- [TO DO]
All of the records listed below should be retyped exactly.

***** RECORDS SUPPLIED *****

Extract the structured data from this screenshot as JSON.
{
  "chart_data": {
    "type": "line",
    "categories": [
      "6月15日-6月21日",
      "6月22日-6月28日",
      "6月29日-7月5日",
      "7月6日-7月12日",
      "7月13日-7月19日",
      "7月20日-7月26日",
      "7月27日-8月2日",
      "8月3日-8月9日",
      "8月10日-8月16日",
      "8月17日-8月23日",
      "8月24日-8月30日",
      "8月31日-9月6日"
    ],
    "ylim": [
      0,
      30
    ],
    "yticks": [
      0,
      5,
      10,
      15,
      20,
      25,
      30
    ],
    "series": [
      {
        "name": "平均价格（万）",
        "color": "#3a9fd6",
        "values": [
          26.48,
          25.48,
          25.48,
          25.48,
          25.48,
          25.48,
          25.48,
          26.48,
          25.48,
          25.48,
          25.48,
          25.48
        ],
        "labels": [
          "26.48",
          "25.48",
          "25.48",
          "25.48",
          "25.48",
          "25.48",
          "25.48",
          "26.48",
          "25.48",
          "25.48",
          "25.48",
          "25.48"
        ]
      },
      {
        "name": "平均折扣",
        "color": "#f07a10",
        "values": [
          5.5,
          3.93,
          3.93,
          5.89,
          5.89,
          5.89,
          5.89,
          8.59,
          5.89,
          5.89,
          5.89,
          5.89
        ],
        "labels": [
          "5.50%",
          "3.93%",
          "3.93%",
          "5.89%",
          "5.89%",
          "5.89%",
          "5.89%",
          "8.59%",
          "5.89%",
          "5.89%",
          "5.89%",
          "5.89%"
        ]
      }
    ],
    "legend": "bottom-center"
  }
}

*****

- [COMPLETE ANSWER]
Extract the structured data from this screenshot as JSON.
{
  "chart_data": {
    "type": "line",
    "categories": [
      "6月15日-6月21日",
      "6月22日-6月28日",
      "6月29日-7月5日",
      "7月6日-7月12日",
      "7月13日-7月19日",
      "7月20日-7月26日",
      "7月27日-8月2日",
      "8月3日-8月9日",
      "8月10日-8月16日",
      "8月17日-8月23日",
      "8月24日-8月30日",
      "8月31日-9月6日"
    ],
    "ylim": [
      0,
      30
    ],
    "yticks": [
      0,
      5,
      10,
      15,
      20,
      25,
      30
    ],
    "series": [
      {
        "name": "平均价格（万）",
        "color": "#3a9fd6",
        "values": [
          26.48,
          25.48,
          25.48,
          25.48,
          25.48,
          25.48,
          25.48,
          26.48,
          25.48,
          25.48,
          25.48,
          25.48
        ],
        "labels": [
          "26.48",
          "25.48",
          "25.48",
          "25.48",
          "25.48",
          "25.48",
          "25.48",
          "26.48",
          "25.48",
          "25.48",
          "25.48",
          "25.48"
        ]
      },
      {
        "name": "平均折扣",
        "color": "#f07a10",
        "values": [
          5.5,
          3.93,
          3.93,
          5.89,
          5.89,
          5.89,
          5.89,
          8.59,
          5.89,
          5.89,
          5.89,
          5.89
        ],
        "labels": [
          "5.50%",
          "3.93%",
          "3.93%",
          "5.89%",
          "5.89%",
          "5.89%",
          "5.89%",
          "8.59%",
          "5.89%",
          "5.89%",
          "5.89%",
          "5.89%"
        ]
      }
    ],
    "legend": "bottom-center"
  }
}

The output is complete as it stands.